DIRECTION: Write everything from the first line of the items down to the line containing "legend-item-equity: Equity bbox=[1288, 162, 1434, 187]", inclusive, as a JSON list of strings, one string per line and no blank lines.

EXTRACTED INFORMATION:
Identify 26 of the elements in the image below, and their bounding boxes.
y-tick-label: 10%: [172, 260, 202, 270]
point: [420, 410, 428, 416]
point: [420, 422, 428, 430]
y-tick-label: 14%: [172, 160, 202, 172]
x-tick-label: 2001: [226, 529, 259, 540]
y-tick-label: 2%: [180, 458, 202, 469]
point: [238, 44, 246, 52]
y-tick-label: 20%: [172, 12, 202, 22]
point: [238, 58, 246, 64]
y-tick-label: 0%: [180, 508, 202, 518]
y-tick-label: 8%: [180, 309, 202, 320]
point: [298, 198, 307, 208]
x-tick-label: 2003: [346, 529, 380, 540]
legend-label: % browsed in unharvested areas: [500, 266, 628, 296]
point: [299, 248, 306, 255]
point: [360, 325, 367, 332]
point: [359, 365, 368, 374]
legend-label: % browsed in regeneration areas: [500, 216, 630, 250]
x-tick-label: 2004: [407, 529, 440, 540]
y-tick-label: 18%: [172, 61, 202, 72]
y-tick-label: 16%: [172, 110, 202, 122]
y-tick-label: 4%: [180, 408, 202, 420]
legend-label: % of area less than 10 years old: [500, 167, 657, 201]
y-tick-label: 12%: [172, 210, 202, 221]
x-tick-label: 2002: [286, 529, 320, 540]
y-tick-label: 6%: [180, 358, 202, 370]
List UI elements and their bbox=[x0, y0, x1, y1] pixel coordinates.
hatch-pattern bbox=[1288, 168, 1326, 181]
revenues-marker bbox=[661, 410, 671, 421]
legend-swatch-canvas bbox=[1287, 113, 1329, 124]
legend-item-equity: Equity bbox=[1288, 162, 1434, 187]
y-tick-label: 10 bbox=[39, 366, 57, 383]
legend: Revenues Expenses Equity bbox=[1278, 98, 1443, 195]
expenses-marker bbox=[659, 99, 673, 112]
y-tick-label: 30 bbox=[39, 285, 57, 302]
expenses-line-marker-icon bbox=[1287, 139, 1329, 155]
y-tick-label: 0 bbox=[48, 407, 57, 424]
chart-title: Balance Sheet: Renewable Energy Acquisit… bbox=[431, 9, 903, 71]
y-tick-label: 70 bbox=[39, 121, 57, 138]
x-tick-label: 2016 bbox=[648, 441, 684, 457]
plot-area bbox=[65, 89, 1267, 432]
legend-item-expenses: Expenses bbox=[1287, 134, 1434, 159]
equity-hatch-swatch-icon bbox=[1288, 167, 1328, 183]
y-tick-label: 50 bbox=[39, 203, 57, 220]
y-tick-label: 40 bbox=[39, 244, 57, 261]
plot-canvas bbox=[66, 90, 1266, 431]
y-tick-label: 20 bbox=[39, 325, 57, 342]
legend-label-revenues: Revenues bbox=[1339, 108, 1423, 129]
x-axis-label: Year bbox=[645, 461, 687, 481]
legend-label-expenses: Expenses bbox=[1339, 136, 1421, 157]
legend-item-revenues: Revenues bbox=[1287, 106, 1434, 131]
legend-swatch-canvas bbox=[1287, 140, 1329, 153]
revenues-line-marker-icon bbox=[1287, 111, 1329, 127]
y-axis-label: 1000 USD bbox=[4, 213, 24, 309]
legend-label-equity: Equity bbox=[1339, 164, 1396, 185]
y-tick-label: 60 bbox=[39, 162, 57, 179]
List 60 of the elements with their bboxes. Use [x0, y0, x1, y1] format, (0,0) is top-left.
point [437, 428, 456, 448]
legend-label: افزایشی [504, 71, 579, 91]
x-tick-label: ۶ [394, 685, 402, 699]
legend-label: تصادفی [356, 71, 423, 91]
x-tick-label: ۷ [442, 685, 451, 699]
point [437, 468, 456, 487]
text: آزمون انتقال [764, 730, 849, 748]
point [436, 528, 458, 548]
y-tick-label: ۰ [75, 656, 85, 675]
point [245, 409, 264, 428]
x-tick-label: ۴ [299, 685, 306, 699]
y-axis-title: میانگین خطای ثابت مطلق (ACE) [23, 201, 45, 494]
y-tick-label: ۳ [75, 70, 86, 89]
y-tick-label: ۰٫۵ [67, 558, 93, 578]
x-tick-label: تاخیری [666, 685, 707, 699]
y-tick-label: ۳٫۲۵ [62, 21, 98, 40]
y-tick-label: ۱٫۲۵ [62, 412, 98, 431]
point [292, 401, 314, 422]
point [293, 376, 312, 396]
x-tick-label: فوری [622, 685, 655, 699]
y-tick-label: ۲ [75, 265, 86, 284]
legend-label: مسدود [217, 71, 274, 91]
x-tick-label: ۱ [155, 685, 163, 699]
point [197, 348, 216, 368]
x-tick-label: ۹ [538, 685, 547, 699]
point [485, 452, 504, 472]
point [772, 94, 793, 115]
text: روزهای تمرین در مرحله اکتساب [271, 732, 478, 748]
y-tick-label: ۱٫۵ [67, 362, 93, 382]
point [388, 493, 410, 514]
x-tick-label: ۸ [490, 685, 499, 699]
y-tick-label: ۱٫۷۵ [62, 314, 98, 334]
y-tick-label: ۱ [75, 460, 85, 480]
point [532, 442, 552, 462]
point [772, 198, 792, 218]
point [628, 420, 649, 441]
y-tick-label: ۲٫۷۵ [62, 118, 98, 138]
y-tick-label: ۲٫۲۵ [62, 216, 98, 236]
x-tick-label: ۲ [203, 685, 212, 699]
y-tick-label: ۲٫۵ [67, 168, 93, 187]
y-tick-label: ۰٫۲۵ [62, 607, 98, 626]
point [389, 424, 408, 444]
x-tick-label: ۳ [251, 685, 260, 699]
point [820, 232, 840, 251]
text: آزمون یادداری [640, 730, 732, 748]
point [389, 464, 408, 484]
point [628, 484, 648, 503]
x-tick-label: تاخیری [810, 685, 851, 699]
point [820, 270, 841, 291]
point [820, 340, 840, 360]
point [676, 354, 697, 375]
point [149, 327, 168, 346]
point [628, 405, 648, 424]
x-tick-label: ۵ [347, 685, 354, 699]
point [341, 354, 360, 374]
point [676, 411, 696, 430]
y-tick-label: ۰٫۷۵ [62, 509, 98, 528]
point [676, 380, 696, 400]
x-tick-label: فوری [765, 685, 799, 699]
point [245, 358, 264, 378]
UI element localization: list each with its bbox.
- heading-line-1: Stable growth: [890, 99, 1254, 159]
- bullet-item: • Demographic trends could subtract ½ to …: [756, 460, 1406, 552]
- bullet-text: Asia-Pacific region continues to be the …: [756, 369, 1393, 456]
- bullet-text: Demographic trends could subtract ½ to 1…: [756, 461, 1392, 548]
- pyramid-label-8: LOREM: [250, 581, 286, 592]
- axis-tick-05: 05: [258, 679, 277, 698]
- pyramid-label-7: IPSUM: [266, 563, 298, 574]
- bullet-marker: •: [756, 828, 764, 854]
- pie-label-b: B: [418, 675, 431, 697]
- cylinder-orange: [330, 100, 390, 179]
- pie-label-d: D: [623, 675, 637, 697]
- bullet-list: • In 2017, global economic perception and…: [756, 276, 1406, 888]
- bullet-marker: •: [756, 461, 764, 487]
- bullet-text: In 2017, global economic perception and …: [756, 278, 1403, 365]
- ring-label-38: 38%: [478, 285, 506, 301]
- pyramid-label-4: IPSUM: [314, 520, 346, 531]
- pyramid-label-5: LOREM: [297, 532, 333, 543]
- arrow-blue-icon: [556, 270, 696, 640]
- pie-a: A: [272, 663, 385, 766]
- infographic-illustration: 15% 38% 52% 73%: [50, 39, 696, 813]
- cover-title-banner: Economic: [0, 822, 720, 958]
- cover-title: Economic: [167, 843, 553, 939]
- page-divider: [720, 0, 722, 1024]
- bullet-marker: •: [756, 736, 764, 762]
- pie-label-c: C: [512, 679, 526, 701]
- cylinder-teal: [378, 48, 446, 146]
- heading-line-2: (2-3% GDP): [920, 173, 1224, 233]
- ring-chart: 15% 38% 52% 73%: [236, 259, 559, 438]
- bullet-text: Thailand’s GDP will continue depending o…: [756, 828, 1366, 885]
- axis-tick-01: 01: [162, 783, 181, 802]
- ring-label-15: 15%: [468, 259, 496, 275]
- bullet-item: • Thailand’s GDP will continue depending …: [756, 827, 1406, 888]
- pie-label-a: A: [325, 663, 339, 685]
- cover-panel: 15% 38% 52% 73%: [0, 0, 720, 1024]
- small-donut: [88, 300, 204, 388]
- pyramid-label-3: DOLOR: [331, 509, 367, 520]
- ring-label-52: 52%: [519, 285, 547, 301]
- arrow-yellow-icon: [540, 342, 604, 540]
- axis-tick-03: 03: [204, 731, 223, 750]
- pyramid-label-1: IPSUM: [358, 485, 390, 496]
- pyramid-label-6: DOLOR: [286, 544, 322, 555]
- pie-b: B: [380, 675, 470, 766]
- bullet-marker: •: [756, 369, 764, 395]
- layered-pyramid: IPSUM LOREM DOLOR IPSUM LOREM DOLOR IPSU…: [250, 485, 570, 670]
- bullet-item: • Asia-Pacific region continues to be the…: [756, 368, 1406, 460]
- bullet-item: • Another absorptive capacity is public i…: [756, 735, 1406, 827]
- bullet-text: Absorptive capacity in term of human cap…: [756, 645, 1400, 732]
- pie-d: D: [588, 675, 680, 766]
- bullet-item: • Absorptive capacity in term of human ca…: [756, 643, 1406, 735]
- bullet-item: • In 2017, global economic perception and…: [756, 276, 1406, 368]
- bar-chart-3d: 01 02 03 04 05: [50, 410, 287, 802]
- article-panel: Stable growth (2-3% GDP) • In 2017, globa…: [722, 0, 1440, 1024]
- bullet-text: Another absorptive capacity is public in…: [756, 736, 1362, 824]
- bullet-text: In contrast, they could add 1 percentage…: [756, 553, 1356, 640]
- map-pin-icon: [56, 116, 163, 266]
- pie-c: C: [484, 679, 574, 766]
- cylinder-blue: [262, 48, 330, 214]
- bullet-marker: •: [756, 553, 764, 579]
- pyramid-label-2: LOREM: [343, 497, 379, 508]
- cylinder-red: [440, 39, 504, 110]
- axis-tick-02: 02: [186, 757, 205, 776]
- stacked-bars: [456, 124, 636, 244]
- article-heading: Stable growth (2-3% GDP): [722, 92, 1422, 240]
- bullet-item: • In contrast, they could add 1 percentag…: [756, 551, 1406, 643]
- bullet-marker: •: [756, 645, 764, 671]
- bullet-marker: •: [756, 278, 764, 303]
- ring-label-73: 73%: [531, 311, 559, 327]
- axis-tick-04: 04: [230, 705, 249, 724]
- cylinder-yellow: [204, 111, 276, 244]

RESULT OF THE EXERCISE:
[
  "Identify 26 of the elements in the image below, and their bounding boxes.",
  "y-tick-label: 10%: [172, 260, 202, 270]",
  "point: [420, 410, 428, 416]",
  "point: [420, 422, 428, 430]",
  "y-tick-label: 14%: [172, 160, 202, 172]",
  "x-tick-label: 2001: [226, 529, 259, 540]",
  "y-tick-label: 2%: [180, 458, 202, 469]",
  "point: [238, 44, 246, 52]",
  "y-tick-label: 20%: [172, 12, 202, 22]",
  "point: [238, 58, 246, 64]",
  "y-tick-label: 0%: [180, 508, 202, 518]",
  "y-tick-label: 8%: [180, 309, 202, 320]",
  "point: [298, 198, 307, 208]",
  "x-tick-label: 2003: [346, 529, 380, 540]",
  "legend-label: % browsed in unharvested areas: [500, 266, 628, 296]",
  "point: [299, 248, 306, 255]",
  "point: [360, 325, 367, 332]",
  "point: [359, 365, 368, 374]",
  "legend-label: % browsed in regeneration areas: [500, 216, 630, 250]",
  "x-tick-label: 2004: [407, 529, 440, 540]",
  "y-tick-label: 18%: [172, 61, 202, 72]",
  "y-tick-label: 16%: [172, 110, 202, 122]",
  "y-tick-label: 4%: [180, 408, 202, 420]",
  "legend-label: % of area less than 10 years old: [500, 167, 657, 201]",
  "y-tick-label: 12%: [172, 210, 202, 221]",
  "x-tick-label: 2002: [286, 529, 320, 540]",
  "y-tick-label: 6%: [180, 358, 202, 370]",
  "List UI elements and their bbox=[x0, y0, x1, y1] pixel coordinates.",
  "hatch-pattern bbox=[1288, 168, 1326, 181]",
  "revenues-marker bbox=[661, 410, 671, 421]",
  "legend-swatch-canvas bbox=[1287, 113, 1329, 124]",
  "legend-item-equity: Equity bbox=[1288, 162, 1434, 187]"
]